(Items from a data source)
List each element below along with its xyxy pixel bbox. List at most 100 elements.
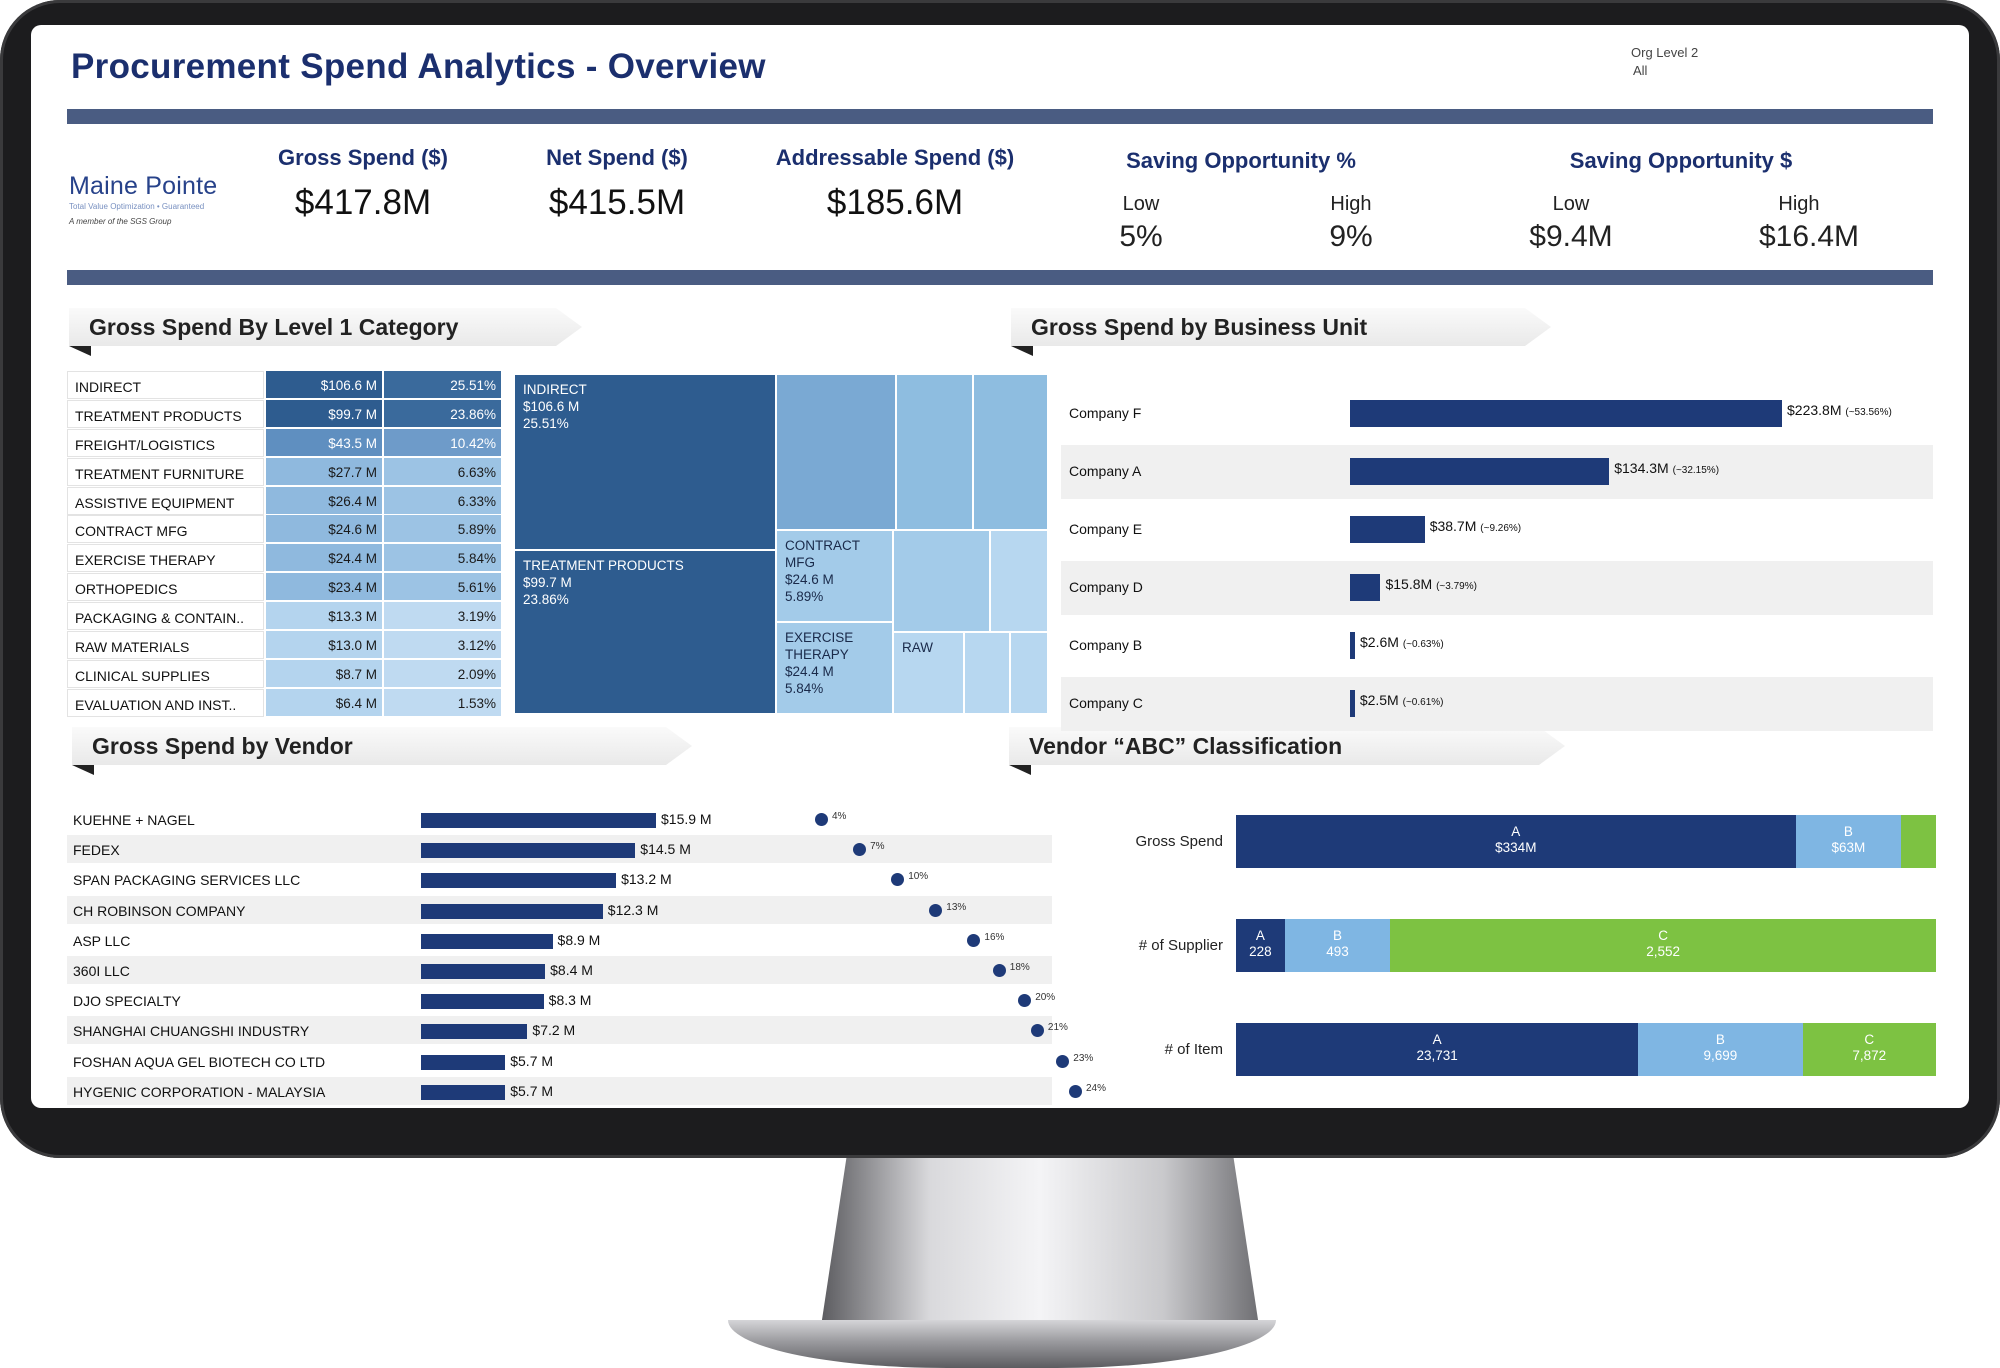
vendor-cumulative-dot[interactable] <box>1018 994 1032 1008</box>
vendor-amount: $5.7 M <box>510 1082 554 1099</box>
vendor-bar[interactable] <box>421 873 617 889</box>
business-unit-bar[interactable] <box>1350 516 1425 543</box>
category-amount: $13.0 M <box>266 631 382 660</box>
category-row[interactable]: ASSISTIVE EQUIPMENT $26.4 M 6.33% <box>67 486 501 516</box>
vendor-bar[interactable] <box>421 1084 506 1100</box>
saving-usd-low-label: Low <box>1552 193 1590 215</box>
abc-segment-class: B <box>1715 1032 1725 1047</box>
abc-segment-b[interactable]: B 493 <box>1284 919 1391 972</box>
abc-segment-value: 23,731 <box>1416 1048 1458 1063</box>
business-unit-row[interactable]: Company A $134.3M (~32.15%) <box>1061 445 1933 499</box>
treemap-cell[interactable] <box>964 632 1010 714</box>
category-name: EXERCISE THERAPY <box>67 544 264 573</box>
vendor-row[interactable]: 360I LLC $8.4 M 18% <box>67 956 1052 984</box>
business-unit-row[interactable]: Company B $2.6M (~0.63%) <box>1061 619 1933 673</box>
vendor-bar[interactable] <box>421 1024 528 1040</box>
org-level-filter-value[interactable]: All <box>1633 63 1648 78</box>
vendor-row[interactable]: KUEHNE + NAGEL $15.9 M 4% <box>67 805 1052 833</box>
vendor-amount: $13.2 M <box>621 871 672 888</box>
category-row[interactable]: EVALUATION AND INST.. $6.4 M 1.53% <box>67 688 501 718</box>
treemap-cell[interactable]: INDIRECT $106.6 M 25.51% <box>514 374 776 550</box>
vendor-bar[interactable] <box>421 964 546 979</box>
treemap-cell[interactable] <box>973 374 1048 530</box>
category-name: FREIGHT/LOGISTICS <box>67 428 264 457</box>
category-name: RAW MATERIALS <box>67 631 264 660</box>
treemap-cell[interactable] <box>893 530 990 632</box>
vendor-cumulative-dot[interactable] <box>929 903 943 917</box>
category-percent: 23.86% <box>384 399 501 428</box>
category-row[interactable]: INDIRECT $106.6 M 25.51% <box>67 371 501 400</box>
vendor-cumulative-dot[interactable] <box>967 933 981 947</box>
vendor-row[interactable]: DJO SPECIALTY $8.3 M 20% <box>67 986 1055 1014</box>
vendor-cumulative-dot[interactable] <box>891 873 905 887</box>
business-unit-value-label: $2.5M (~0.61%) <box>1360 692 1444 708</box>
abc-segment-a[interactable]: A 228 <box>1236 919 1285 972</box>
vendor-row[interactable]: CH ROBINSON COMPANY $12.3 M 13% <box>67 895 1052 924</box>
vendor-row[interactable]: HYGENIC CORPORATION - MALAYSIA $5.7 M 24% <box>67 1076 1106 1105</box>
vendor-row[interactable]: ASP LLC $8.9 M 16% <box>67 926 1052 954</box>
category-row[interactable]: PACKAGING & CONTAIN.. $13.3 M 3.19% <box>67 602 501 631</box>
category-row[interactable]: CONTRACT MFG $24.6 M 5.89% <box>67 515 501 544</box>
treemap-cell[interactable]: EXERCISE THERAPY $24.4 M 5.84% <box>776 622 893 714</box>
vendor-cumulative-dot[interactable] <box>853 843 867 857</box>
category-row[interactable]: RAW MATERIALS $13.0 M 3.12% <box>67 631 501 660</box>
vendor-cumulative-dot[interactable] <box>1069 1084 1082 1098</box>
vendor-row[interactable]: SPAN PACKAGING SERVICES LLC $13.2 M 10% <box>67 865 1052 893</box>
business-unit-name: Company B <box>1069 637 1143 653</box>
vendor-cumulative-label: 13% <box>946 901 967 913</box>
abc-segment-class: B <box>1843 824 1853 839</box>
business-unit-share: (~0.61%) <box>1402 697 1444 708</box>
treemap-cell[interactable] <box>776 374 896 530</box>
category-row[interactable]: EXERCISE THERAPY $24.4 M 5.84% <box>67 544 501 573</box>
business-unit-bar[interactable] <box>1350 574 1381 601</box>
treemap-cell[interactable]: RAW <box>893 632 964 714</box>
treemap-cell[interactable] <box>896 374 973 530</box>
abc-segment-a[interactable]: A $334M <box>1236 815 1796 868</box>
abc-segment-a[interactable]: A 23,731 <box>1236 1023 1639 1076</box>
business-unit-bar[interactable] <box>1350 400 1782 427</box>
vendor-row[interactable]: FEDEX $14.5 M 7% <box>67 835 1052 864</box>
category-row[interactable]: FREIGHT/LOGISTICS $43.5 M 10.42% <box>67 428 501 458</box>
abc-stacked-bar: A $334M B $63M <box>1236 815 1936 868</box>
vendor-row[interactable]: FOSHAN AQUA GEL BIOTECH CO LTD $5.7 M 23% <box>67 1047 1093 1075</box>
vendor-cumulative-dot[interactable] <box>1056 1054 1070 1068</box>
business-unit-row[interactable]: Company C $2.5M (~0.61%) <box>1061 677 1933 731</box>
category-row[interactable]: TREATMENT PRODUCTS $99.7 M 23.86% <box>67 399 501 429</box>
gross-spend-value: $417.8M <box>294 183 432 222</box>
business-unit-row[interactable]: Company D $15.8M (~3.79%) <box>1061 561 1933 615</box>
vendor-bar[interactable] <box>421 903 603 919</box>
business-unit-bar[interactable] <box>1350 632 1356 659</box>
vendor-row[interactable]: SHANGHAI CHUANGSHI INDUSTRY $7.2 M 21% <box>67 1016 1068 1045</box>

▶ [Written exercise]
Please render every line of the entries above as a Markdown table with the columns "No." and "Line", giving each row a number and skipping blank lines and pictures.

▶ [Task response]
| No. | Line |
|---|---|
| 1 | List each element below along with its xyxy pixel bbox. List at most 100 elements. |
| 2 | vendor-cumulative-dot[interactable] <box>1018 994 1032 1008</box> |
| 3 | vendor-amount: $5.7 M <box>510 1082 554 1099</box> |
| 4 | vendor-bar[interactable] <box>421 873 617 889</box> |
| 5 | business-unit-bar[interactable] <box>1350 516 1425 543</box> |
| 6 | category-amount: $13.0 M <box>266 631 382 660</box> |
| 7 | category-row[interactable]: ASSISTIVE EQUIPMENT $26.4 M 6.33% <box>67 486 501 516</box> |
| 8 | vendor-bar[interactable] <box>421 1084 506 1100</box> |
| 9 | saving-usd-low-label: Low <box>1552 193 1590 215</box> |
| 10 | abc-segment-class: B <box>1715 1032 1725 1047</box> |
| 11 | abc-segment-b[interactable]: B 493 <box>1284 919 1391 972</box> |
| 12 | abc-segment-value: 23,731 <box>1416 1048 1458 1063</box> |
| 13 | business-unit-row[interactable]: Company A $134.3M (~32.15%) <box>1061 445 1933 499</box> |
| 14 | treemap-cell[interactable] <box>964 632 1010 714</box> |
| 15 | category-name: EXERCISE THERAPY <box>67 544 264 573</box> |
| 16 | vendor-row[interactable]: 360I LLC $8.4 M 18% <box>67 956 1052 984</box> |
| 17 | business-unit-row[interactable]: Company B $2.6M (~0.63%) <box>1061 619 1933 673</box> |
| 18 | vendor-bar[interactable] <box>421 1024 528 1040</box> |
| 19 | org-level-filter-value[interactable]: All <box>1633 63 1648 78</box> |
| 20 | vendor-row[interactable]: KUEHNE + NAGEL $15.9 M 4% <box>67 805 1052 833</box> |
| 21 | vendor-amount: $13.2 M <box>621 871 672 888</box> |
| 22 | category-row[interactable]: EVALUATION AND INST.. $6.4 M 1.53% <box>67 688 501 718</box> |
| 23 | treemap-cell[interactable]: INDIRECT $106.6 M 25.51% <box>514 374 776 550</box> |
| 24 | vendor-bar[interactable] <box>421 964 546 979</box> |
| 25 | treemap-cell[interactable] <box>973 374 1048 530</box> |
| 26 | category-name: FREIGHT/LOGISTICS <box>67 428 264 457</box> |
| 27 | category-name: RAW MATERIALS <box>67 631 264 660</box> |
| 28 | treemap-cell[interactable] <box>893 530 990 632</box> |
| 29 | vendor-cumulative-dot[interactable] <box>929 903 943 917</box> |
| 30 | category-percent: 23.86% <box>384 399 501 428</box> |
| 31 | category-row[interactable]: INDIRECT $106.6 M 25.51% <box>67 371 501 400</box> |
| 32 | vendor-cumulative-dot[interactable] <box>967 933 981 947</box> |
| 33 | vendor-row[interactable]: DJO SPECIALTY $8.3 M 20% <box>67 986 1055 1014</box> |
| 34 | vendor-cumulative-dot[interactable] <box>891 873 905 887</box> |
| 35 | business-unit-value-label: $2.5M (~0.61%) <box>1360 692 1444 708</box> |
| 36 | abc-segment-a[interactable]: A 228 <box>1236 919 1285 972</box> |
| 37 | vendor-row[interactable]: CH ROBINSON COMPANY $12.3 M 13% <box>67 895 1052 924</box> |
| 38 | vendor-row[interactable]: HYGENIC CORPORATION - MALAYSIA $5.7 M 24% <box>67 1076 1106 1105</box> |
| 39 | vendor-row[interactable]: ASP LLC $8.9 M 16% <box>67 926 1052 954</box> |
| 40 | category-row[interactable]: PACKAGING & CONTAIN.. $13.3 M 3.19% <box>67 602 501 631</box> |
| 41 | category-row[interactable]: CONTRACT MFG $24.6 M 5.89% <box>67 515 501 544</box> |
| 42 | treemap-cell[interactable]: EXERCISE THERAPY $24.4 M 5.84% <box>776 622 893 714</box> |
| 43 | vendor-cumulative-dot[interactable] <box>853 843 867 857</box> |
| 44 | category-row[interactable]: RAW MATERIALS $13.0 M 3.12% <box>67 631 501 660</box> |
| 45 | vendor-cumulative-dot[interactable] <box>1069 1084 1082 1098</box> |
| 46 | vendor-row[interactable]: SPAN PACKAGING SERVICES LLC $13.2 M 10% <box>67 865 1052 893</box> |
| 47 | business-unit-name: Company B <box>1069 637 1143 653</box> |
| 48 | vendor-cumulative-label: 13% <box>946 901 967 913</box> |
| 49 | abc-segment-class: B <box>1843 824 1853 839</box> |
| 50 | business-unit-share: (~0.61%) <box>1402 697 1444 708</box> |
| 51 | treemap-cell[interactable] <box>776 374 896 530</box> |
| 52 | category-row[interactable]: EXERCISE THERAPY $24.4 M 5.84% <box>67 544 501 573</box> |
| 53 | business-unit-bar[interactable] <box>1350 574 1381 601</box> |
| 54 | treemap-cell[interactable]: RAW <box>893 632 964 714</box> |
| 55 | treemap-cell[interactable] <box>896 374 973 530</box> |
| 56 | abc-segment-a[interactable]: A $334M <box>1236 815 1796 868</box> |
| 57 | abc-segment-a[interactable]: A 23,731 <box>1236 1023 1639 1076</box> |
| 58 | business-unit-bar[interactable] <box>1350 400 1782 427</box> |
| 59 | vendor-row[interactable]: FEDEX $14.5 M 7% <box>67 835 1052 864</box> |
| 60 | category-row[interactable]: FREIGHT/LOGISTICS $43.5 M 10.42% <box>67 428 501 458</box> |
| 61 | abc-stacked-bar: A $334M B $63M <box>1236 815 1936 868</box> |
| 62 | vendor-row[interactable]: FOSHAN AQUA GEL BIOTECH CO LTD $5.7 M 23% <box>67 1047 1093 1075</box> |
| 63 | vendor-cumulative-dot[interactable] <box>1056 1054 1070 1068</box> |
| 64 | business-unit-row[interactable]: Company C $2.5M (~0.61%) <box>1061 677 1933 731</box> |
| 65 | category-row[interactable]: TREATMENT PRODUCTS $99.7 M 23.86% <box>67 399 501 429</box> |
| 66 | gross-spend-value: $417.8M <box>294 183 432 222</box> |
| 67 | business-unit-row[interactable]: Company D $15.8M (~3.79%) <box>1061 561 1933 615</box> |
| 68 | vendor-bar[interactable] <box>421 903 603 919</box> |
| 69 | business-unit-bar[interactable] <box>1350 632 1356 659</box> |
| 70 | vendor-row[interactable]: SHANGHAI CHUANGSHI INDUSTRY $7.2 M 21% <box>67 1016 1068 1045</box> |